## WHAT YOU HAVE TO DO
Write every record out again exactly as given.
※ ※ ※
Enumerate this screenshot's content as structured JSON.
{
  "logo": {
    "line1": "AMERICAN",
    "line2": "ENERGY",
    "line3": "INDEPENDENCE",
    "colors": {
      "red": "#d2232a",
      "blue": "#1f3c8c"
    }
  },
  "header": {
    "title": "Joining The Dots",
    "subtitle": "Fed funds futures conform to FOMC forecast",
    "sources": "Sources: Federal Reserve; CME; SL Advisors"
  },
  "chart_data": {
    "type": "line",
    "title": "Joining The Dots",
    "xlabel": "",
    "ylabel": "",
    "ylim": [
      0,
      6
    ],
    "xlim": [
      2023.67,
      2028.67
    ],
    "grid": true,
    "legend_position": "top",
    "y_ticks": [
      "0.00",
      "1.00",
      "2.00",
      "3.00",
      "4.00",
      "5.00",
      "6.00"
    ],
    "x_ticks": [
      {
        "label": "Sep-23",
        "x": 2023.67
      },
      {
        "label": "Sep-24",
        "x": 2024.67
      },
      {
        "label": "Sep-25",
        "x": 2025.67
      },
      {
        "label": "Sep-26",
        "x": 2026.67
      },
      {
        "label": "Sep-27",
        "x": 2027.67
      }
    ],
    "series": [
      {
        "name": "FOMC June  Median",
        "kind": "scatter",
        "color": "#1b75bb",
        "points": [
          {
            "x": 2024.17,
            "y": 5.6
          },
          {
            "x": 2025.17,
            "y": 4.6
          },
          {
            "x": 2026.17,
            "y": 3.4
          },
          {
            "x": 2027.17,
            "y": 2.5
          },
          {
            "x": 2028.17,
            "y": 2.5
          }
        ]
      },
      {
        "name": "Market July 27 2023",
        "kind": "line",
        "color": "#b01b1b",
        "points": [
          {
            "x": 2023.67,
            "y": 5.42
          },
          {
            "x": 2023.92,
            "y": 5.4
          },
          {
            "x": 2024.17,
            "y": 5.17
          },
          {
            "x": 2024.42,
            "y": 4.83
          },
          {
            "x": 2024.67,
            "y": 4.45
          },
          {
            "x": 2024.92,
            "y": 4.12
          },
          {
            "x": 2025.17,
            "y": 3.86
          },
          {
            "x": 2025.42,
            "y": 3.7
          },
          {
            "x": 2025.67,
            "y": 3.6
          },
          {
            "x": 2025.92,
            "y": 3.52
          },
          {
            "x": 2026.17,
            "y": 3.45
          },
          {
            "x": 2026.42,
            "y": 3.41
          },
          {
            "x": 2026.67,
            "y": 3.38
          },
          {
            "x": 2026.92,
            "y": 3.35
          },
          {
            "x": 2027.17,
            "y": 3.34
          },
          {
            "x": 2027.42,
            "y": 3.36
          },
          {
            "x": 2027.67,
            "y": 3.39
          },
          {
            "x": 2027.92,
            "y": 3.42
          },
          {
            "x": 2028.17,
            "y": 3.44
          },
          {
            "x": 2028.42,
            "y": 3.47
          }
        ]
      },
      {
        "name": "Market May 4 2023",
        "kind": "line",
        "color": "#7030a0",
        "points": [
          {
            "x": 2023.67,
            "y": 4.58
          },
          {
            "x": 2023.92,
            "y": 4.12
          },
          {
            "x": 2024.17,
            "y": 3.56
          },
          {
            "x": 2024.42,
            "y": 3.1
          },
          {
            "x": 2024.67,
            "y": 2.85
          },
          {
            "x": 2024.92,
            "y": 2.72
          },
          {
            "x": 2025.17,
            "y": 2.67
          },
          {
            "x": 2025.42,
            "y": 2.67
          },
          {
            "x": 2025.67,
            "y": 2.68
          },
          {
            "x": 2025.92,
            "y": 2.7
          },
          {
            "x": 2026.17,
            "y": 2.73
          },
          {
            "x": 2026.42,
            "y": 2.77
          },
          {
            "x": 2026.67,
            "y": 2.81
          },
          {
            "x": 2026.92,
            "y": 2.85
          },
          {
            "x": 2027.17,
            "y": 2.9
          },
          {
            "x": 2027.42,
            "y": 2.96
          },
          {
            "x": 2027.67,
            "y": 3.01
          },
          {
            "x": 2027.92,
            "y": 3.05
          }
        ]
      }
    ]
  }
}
※ ※ ※
## FINISHED ANSWER
Enumerate this screenshot's content as structured JSON.
{
  "logo": {
    "line1": "AMERICAN",
    "line2": "ENERGY",
    "line3": "INDEPENDENCE",
    "colors": {
      "red": "#d2232a",
      "blue": "#1f3c8c"
    }
  },
  "header": {
    "title": "Joining The Dots",
    "subtitle": "Fed funds futures conform to FOMC forecast",
    "sources": "Sources: Federal Reserve; CME; SL Advisors"
  },
  "chart_data": {
    "type": "line",
    "title": "Joining The Dots",
    "xlabel": "",
    "ylabel": "",
    "ylim": [
      0,
      6
    ],
    "xlim": [
      2023.67,
      2028.67
    ],
    "grid": true,
    "legend_position": "top",
    "y_ticks": [
      "0.00",
      "1.00",
      "2.00",
      "3.00",
      "4.00",
      "5.00",
      "6.00"
    ],
    "x_ticks": [
      {
        "label": "Sep-23",
        "x": 2023.67
      },
      {
        "label": "Sep-24",
        "x": 2024.67
      },
      {
        "label": "Sep-25",
        "x": 2025.67
      },
      {
        "label": "Sep-26",
        "x": 2026.67
      },
      {
        "label": "Sep-27",
        "x": 2027.67
      }
    ],
    "series": [
      {
        "name": "FOMC June  Median",
        "kind": "scatter",
        "color": "#1b75bb",
        "points": [
          {
            "x": 2024.17,
            "y": 5.6
          },
          {
            "x": 2025.17,
            "y": 4.6
          },
          {
            "x": 2026.17,
            "y": 3.4
          },
          {
            "x": 2027.17,
            "y": 2.5
          },
          {
            "x": 2028.17,
            "y": 2.5
          }
        ]
      },
      {
        "name": "Market July 27 2023",
        "kind": "line",
        "color": "#b01b1b",
        "points": [
          {
            "x": 2023.67,
            "y": 5.42
          },
          {
            "x": 2023.92,
            "y": 5.4
          },
          {
            "x": 2024.17,
            "y": 5.17
          },
          {
            "x": 2024.42,
            "y": 4.83
          },
          {
            "x": 2024.67,
            "y": 4.45
          },
          {
            "x": 2024.92,
            "y": 4.12
          },
          {
            "x": 2025.17,
            "y": 3.86
          },
          {
            "x": 2025.42,
            "y": 3.7
          },
          {
            "x": 2025.67,
            "y": 3.6
          },
          {
            "x": 2025.92,
            "y": 3.52
          },
          {
            "x": 2026.17,
            "y": 3.45
          },
          {
            "x": 2026.42,
            "y": 3.41
          },
          {
            "x": 2026.67,
            "y": 3.38
          },
          {
            "x": 2026.92,
            "y": 3.35
          },
          {
            "x": 2027.17,
            "y": 3.34
          },
          {
            "x": 2027.42,
            "y": 3.36
          },
          {
            "x": 2027.67,
            "y": 3.39
          },
          {
            "x": 2027.92,
            "y": 3.42
          },
          {
            "x": 2028.17,
            "y": 3.44
          },
          {
            "x": 2028.42,
            "y": 3.47
          }
        ]
      },
      {
        "name": "Market May 4 2023",
        "kind": "line",
        "color": "#7030a0",
        "points": [
          {
            "x": 2023.67,
            "y": 4.58
          },
          {
            "x": 2023.92,
            "y": 4.12
          },
          {
            "x": 2024.17,
            "y": 3.56
          },
          {
            "x": 2024.42,
            "y": 3.1
          },
          {
            "x": 2024.67,
            "y": 2.85
          },
          {
            "x": 2024.92,
            "y": 2.72
          },
          {
            "x": 2025.17,
            "y": 2.67
          },
          {
            "x": 2025.42,
            "y": 2.67
          },
          {
            "x": 2025.67,
            "y": 2.68
          },
          {
            "x": 2025.92,
            "y": 2.7
          },
          {
            "x": 2026.17,
            "y": 2.73
          },
          {
            "x": 2026.42,
            "y": 2.77
          },
          {
            "x": 2026.67,
            "y": 2.81
          },
          {
            "x": 2026.92,
            "y": 2.85
          },
          {
            "x": 2027.17,
            "y": 2.9
          },
          {
            "x": 2027.42,
            "y": 2.96
          },
          {
            "x": 2027.67,
            "y": 3.01
          },
          {
            "x": 2027.92,
            "y": 3.05
          }
        ]
      }
    ]
  }
}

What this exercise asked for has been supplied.